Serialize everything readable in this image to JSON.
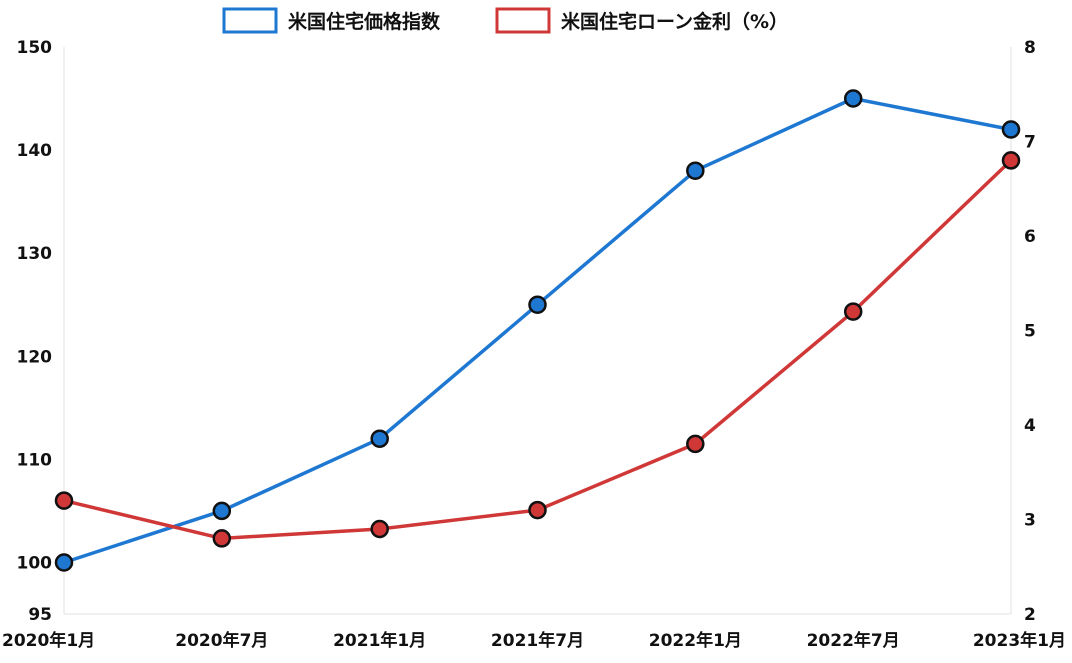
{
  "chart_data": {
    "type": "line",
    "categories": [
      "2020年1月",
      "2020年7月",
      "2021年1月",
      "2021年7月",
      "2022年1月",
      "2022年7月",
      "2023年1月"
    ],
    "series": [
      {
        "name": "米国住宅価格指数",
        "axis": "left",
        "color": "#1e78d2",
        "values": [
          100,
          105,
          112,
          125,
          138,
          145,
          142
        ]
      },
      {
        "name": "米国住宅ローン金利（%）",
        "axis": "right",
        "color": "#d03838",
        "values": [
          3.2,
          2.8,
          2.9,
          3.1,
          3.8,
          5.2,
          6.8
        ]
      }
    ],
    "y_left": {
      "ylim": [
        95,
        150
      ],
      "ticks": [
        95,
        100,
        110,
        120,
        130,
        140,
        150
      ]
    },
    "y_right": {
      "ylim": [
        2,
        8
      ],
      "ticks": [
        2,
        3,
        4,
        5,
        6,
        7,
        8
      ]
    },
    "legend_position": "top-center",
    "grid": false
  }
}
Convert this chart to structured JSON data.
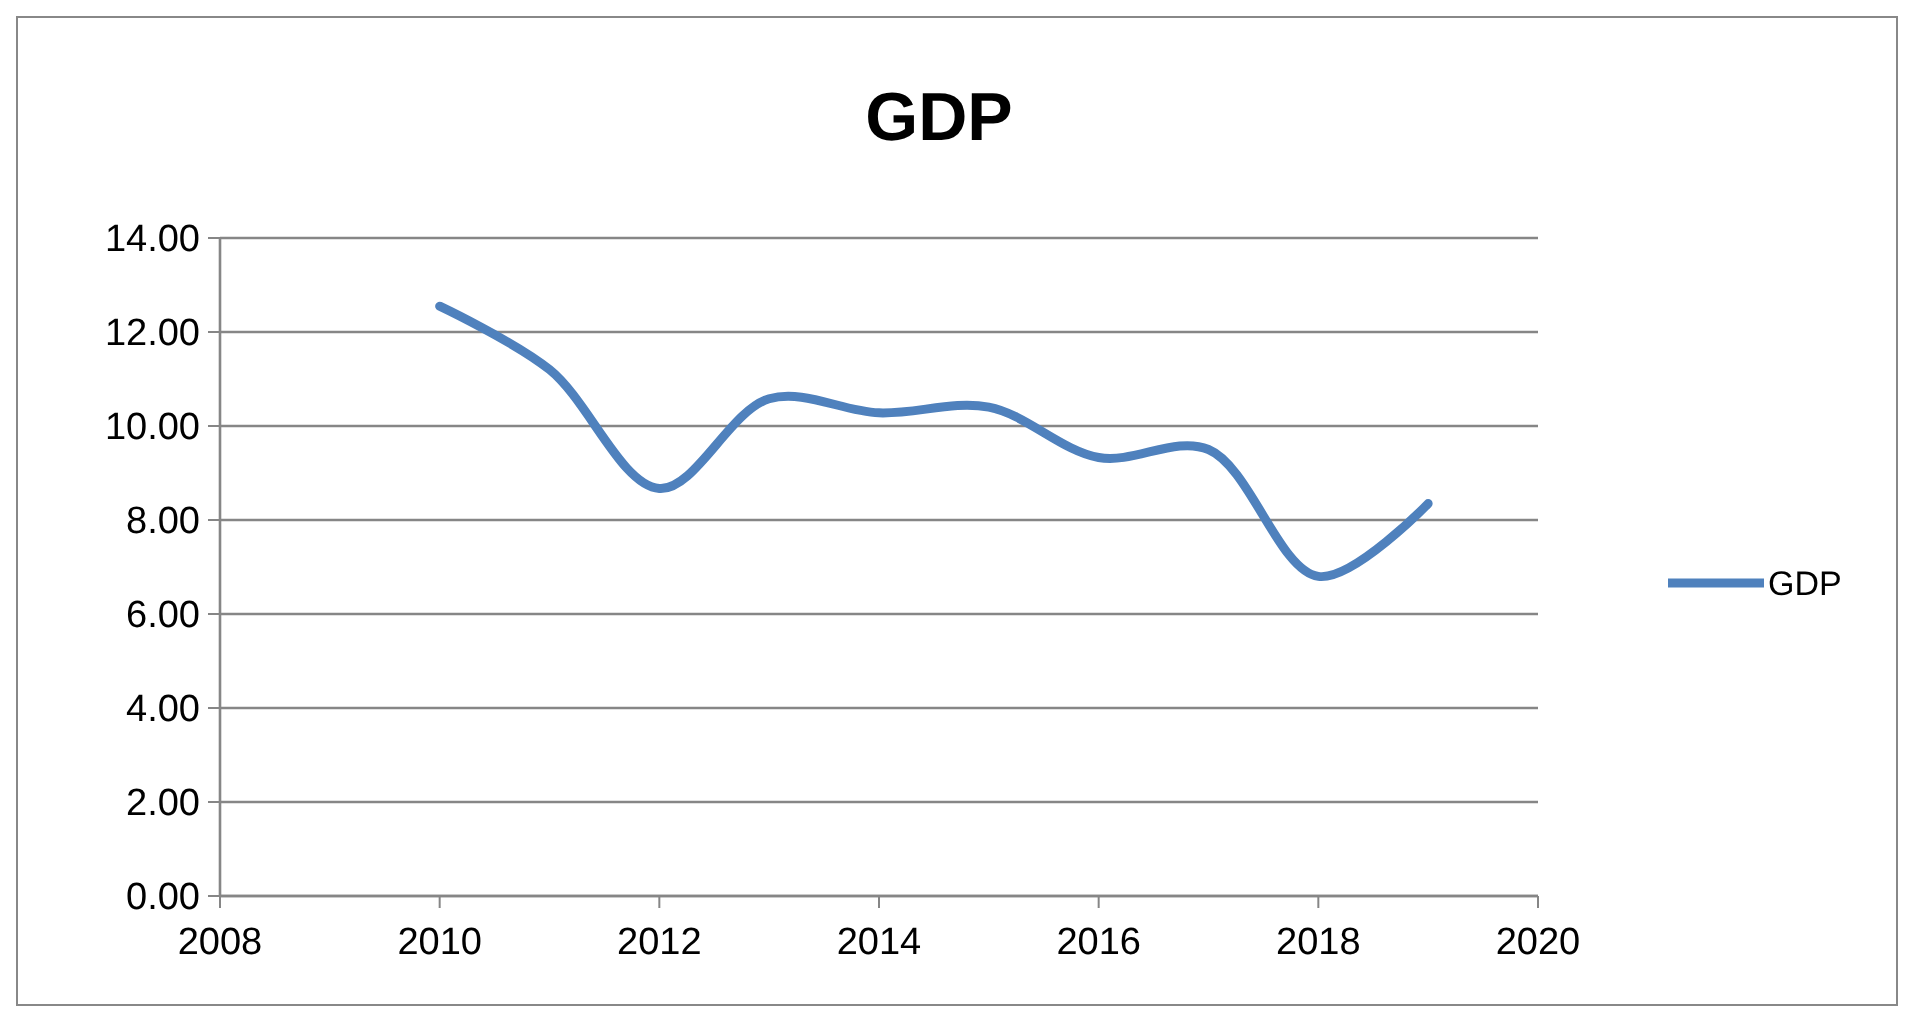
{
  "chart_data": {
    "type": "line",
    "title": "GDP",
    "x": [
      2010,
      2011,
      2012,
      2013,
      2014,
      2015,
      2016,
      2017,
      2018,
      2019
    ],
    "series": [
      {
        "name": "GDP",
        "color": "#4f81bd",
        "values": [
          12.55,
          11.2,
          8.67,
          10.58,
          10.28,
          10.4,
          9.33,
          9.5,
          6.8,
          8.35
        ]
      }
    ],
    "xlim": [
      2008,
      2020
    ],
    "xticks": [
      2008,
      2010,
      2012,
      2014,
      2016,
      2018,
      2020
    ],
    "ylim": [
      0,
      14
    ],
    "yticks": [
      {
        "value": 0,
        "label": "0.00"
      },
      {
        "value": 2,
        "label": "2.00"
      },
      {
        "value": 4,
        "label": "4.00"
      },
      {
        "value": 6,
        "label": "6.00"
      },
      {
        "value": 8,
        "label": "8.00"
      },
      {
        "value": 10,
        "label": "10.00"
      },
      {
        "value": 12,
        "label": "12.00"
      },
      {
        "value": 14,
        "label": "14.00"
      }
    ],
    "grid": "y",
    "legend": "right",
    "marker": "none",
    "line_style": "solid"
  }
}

##########

_Task_
Pull out each line of the listing that holds the string "JSON".

_Full response_
Serialize everything readable in this image to JSON.
Convert this chart to structured JSON data.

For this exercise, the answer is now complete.